# Stated goal
Copy every line from the records below that holds the word "Theta".
Start
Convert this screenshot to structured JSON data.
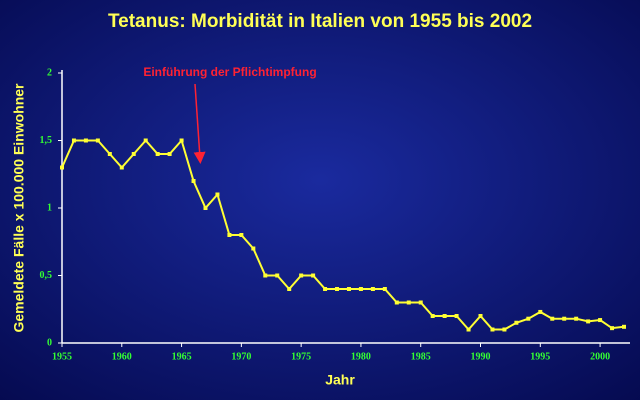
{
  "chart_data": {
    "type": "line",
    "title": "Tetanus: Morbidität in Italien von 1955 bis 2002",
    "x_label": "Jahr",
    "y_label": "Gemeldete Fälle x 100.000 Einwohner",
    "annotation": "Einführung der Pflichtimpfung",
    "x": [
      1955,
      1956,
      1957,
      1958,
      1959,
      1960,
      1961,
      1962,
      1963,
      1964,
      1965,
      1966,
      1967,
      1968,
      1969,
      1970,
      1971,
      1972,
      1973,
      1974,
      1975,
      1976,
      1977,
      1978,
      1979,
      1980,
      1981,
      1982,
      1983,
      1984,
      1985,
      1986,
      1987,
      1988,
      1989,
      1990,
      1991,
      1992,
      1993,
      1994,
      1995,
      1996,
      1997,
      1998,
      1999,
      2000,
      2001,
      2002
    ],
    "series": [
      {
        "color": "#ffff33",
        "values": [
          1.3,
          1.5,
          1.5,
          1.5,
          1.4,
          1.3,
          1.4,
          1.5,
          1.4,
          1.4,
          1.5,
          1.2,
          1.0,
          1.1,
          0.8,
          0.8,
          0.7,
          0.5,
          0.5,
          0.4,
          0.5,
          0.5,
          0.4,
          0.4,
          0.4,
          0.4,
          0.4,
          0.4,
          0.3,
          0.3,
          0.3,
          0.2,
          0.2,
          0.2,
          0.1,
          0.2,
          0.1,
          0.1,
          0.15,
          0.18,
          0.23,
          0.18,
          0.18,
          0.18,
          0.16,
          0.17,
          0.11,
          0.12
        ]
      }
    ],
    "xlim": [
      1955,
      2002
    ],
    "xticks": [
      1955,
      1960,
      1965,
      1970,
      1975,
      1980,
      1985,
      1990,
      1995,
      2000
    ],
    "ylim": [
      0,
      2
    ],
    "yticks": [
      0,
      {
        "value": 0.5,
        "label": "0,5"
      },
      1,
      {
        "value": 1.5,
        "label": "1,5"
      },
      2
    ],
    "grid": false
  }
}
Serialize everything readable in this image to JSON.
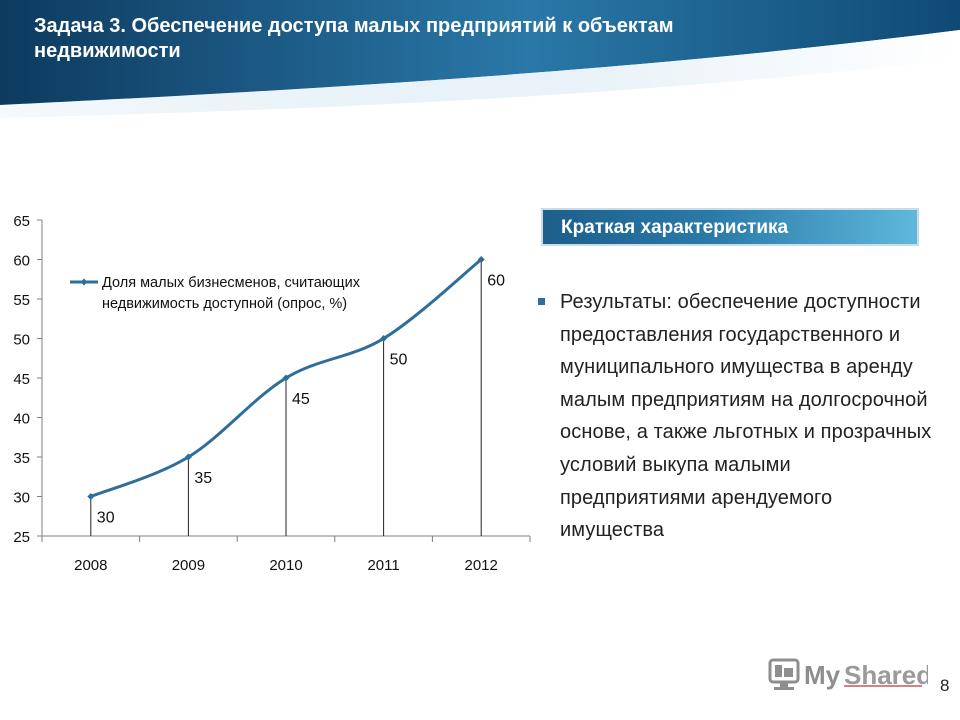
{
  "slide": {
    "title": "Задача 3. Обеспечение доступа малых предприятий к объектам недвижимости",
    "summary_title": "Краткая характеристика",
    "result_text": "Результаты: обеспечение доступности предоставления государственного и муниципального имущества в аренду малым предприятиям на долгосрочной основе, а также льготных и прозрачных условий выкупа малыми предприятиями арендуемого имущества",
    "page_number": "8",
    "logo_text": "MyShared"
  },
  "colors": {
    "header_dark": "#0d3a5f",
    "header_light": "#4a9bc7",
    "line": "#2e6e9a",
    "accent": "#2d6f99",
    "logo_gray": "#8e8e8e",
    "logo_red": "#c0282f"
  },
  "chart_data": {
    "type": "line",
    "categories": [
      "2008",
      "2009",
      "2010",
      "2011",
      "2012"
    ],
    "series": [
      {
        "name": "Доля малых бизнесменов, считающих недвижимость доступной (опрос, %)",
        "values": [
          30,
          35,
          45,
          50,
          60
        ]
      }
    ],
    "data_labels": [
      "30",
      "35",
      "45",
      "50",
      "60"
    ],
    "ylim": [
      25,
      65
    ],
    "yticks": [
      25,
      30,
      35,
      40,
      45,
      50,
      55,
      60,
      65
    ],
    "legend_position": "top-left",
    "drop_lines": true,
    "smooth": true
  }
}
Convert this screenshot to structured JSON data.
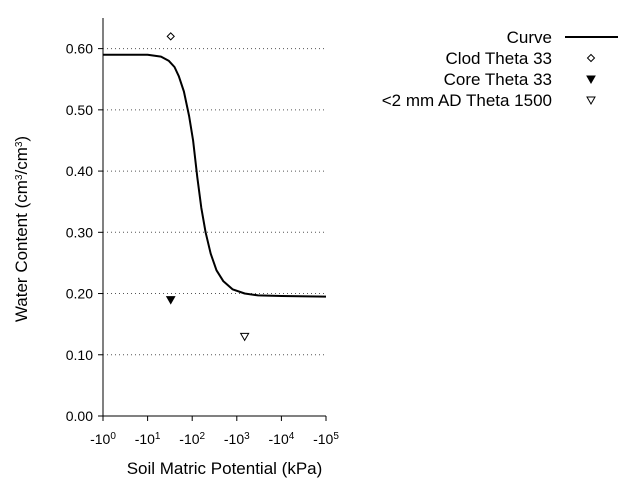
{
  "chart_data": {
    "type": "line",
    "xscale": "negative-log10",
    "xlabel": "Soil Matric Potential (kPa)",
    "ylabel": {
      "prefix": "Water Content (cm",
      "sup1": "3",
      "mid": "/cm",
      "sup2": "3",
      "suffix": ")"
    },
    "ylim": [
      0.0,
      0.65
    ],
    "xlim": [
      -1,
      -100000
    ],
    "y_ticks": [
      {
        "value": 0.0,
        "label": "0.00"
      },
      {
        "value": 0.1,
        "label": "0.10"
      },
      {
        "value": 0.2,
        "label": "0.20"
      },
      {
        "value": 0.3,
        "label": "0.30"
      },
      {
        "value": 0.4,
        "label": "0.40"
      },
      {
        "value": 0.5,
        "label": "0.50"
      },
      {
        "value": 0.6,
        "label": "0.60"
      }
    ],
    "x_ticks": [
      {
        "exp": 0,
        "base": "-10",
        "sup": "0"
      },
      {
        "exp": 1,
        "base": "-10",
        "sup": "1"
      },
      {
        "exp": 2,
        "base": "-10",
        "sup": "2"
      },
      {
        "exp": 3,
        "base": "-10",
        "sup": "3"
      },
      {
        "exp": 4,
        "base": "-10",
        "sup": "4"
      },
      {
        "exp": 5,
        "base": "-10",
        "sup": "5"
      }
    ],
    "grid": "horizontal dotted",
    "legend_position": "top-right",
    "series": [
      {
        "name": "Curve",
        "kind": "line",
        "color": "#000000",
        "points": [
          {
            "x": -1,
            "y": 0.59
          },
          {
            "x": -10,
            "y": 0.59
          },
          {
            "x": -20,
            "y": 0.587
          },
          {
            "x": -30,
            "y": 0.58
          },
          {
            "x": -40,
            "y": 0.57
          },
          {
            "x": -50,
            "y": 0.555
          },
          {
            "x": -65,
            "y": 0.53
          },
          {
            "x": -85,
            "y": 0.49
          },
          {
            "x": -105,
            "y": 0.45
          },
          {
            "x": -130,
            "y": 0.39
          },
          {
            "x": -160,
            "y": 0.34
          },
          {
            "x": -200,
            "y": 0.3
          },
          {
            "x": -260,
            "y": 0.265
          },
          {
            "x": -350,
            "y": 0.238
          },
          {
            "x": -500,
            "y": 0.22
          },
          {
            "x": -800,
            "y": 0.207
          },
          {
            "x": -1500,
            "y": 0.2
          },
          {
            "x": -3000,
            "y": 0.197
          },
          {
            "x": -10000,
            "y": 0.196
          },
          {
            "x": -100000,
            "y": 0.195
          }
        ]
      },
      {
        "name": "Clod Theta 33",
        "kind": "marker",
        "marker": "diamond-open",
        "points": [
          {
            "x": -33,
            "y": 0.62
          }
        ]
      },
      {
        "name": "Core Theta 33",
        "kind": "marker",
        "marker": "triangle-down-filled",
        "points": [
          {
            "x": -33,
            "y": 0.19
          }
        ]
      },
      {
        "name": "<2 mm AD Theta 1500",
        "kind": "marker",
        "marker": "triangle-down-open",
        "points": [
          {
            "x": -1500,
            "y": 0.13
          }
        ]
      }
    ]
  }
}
End
Start
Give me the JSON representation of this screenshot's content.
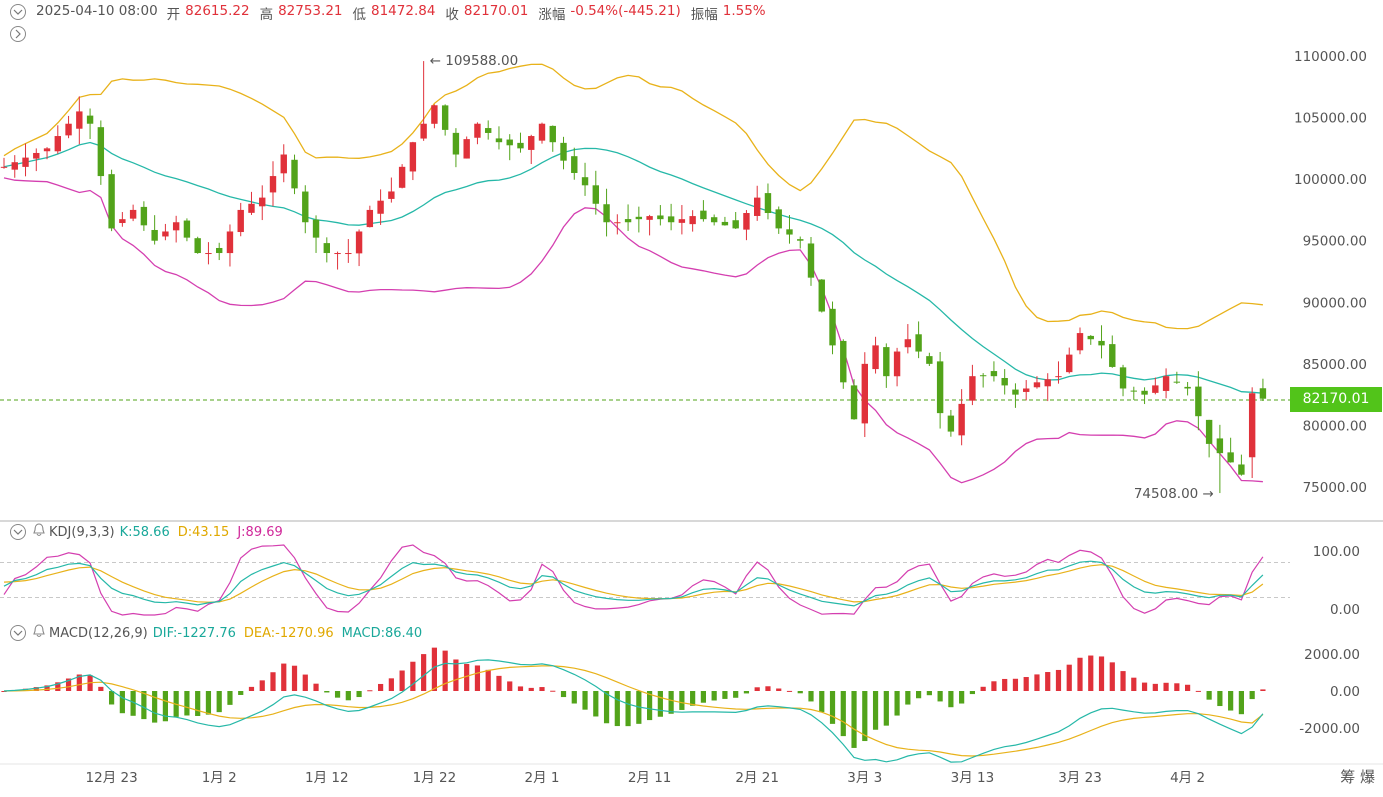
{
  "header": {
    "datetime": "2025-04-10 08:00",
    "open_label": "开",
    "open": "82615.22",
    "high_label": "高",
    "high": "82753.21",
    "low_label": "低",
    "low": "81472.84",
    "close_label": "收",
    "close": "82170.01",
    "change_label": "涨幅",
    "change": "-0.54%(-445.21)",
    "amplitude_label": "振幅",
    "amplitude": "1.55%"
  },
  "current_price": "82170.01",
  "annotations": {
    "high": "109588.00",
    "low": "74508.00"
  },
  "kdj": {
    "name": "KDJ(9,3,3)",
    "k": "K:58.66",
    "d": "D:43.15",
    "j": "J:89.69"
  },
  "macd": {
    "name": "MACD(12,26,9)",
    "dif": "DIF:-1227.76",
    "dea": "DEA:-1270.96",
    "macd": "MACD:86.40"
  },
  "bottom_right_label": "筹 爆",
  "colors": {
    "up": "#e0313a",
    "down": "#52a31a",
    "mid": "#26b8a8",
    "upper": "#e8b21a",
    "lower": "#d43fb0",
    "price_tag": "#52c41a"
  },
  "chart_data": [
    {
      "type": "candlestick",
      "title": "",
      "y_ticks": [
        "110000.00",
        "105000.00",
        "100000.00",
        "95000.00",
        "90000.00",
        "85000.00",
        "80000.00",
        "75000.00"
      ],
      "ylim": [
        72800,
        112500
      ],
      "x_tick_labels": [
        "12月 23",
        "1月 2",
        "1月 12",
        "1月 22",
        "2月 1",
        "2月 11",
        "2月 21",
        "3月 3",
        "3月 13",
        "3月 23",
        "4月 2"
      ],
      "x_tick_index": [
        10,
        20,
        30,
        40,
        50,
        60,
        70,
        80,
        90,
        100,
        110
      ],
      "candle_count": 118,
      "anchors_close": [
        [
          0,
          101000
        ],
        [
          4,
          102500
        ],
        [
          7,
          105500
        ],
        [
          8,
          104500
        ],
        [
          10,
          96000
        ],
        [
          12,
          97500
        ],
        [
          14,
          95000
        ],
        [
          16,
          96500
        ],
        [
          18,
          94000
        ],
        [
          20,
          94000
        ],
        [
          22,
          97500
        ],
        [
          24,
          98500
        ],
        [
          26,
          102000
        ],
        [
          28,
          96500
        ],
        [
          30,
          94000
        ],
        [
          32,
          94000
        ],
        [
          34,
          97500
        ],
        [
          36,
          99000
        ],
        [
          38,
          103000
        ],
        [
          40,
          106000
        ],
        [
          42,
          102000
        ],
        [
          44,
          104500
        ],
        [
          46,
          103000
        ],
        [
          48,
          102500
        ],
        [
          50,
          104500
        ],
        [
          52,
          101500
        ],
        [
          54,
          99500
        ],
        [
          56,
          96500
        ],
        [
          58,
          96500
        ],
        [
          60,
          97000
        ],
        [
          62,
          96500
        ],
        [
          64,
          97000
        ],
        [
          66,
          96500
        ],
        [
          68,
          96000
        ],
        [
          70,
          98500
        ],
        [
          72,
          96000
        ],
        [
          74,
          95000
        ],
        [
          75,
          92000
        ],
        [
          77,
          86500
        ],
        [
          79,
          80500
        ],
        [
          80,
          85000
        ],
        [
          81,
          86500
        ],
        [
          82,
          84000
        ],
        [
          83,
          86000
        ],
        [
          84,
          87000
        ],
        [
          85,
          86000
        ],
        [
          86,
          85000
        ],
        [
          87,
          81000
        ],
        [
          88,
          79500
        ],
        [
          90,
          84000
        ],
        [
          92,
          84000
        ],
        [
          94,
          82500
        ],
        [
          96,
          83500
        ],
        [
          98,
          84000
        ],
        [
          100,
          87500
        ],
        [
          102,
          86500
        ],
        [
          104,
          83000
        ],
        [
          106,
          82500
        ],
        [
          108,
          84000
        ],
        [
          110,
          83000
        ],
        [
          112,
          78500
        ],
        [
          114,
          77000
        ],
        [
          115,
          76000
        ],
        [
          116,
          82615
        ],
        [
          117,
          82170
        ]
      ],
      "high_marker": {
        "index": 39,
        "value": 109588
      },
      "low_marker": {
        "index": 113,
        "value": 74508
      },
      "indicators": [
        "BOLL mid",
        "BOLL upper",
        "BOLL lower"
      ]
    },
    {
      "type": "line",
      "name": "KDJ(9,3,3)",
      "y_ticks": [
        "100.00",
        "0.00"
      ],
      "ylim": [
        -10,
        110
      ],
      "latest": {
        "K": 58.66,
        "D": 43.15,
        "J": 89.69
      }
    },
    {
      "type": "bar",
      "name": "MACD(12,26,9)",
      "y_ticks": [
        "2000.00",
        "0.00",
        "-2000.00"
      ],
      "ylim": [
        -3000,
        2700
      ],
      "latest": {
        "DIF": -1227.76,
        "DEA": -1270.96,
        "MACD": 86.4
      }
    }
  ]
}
End
Start
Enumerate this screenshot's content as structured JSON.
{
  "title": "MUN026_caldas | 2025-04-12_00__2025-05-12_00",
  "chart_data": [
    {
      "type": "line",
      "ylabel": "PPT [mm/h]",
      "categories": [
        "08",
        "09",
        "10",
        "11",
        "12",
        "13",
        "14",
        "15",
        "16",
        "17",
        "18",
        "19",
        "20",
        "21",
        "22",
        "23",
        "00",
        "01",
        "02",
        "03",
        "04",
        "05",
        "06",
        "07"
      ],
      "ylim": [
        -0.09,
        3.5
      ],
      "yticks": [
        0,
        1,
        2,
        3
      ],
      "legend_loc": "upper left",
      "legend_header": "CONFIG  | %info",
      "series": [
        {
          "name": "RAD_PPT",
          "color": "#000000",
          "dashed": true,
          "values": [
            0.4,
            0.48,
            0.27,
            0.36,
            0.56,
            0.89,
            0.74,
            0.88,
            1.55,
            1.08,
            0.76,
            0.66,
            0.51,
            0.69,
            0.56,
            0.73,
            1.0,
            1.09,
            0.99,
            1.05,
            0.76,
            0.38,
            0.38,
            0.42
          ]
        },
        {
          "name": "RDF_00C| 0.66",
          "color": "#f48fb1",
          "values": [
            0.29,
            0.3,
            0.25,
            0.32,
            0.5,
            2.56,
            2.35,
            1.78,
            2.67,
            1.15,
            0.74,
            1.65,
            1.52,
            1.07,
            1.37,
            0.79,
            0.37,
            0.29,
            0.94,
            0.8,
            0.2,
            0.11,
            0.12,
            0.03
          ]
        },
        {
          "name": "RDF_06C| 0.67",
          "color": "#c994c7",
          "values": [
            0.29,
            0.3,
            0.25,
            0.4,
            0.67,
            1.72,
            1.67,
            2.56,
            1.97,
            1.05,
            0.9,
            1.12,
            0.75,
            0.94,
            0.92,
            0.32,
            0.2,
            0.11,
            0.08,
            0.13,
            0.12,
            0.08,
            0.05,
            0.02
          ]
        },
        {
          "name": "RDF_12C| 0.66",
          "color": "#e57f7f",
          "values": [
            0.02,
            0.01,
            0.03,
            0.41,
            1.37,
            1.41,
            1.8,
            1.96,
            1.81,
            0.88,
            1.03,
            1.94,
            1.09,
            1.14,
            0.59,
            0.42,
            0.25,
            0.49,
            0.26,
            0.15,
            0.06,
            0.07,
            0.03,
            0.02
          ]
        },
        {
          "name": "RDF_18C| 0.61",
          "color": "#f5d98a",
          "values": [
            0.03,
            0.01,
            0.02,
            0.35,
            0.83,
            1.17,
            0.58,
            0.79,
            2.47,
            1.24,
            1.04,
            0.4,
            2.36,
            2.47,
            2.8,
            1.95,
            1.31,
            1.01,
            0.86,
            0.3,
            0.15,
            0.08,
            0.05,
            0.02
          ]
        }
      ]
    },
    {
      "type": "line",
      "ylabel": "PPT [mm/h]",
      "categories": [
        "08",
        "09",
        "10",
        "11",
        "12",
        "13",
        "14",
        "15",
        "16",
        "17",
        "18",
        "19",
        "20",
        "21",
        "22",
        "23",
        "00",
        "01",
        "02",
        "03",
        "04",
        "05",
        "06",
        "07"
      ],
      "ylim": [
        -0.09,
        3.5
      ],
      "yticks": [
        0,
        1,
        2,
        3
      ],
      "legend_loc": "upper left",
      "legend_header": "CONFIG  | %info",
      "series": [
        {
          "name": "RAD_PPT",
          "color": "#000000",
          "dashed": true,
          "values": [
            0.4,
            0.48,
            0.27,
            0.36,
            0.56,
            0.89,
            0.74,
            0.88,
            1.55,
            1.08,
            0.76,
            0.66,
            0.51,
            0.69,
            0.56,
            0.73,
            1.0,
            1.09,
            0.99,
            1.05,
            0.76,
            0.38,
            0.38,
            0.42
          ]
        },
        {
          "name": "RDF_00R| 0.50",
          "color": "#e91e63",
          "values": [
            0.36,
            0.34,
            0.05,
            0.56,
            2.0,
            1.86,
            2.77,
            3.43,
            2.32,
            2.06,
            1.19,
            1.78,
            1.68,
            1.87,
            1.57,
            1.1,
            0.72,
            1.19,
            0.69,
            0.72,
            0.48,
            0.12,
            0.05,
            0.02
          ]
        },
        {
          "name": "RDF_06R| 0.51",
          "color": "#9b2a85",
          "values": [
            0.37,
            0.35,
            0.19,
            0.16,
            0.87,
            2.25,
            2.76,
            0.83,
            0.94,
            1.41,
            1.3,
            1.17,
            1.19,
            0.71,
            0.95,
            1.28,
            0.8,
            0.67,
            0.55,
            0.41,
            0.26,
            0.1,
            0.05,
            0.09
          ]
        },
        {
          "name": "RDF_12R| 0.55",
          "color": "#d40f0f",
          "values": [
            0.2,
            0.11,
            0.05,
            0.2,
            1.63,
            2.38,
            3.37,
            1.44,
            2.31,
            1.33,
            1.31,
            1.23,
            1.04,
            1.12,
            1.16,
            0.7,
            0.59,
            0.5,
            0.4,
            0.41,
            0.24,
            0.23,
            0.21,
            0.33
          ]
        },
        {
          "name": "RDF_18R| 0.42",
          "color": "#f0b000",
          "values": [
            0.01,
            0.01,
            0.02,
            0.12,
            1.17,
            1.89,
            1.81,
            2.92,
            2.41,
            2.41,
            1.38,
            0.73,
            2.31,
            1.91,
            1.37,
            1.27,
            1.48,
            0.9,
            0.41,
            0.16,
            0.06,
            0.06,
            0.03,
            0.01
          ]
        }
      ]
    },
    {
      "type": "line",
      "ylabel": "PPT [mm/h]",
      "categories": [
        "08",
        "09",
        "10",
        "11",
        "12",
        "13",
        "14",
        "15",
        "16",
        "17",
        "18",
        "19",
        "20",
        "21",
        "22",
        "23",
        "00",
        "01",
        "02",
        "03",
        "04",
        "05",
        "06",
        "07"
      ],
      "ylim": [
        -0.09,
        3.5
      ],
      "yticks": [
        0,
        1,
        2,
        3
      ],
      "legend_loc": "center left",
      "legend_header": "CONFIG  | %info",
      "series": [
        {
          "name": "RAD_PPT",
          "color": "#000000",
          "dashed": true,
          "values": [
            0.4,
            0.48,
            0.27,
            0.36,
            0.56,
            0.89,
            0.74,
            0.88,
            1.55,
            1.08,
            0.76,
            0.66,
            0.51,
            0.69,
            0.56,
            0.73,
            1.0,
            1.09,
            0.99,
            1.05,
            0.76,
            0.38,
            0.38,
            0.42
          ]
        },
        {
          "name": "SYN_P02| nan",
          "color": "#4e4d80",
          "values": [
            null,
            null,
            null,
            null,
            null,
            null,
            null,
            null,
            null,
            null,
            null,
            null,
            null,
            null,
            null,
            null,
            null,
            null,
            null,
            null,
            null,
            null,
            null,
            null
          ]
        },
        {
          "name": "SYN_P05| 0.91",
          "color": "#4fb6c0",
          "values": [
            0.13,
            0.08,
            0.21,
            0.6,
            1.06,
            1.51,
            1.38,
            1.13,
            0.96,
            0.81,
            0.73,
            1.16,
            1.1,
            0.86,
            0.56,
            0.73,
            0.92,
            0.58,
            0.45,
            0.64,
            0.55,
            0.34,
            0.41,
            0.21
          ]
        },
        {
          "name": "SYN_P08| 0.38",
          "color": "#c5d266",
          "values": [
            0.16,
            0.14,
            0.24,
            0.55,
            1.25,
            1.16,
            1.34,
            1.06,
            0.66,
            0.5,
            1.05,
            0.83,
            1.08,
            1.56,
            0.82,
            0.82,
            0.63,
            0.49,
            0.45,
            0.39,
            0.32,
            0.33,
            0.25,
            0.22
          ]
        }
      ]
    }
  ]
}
End
# Written reply
        "name": "Clod Theta 33",
        "name": "Core Theta 33",
        "name": "<2 mm AD Theta 1500",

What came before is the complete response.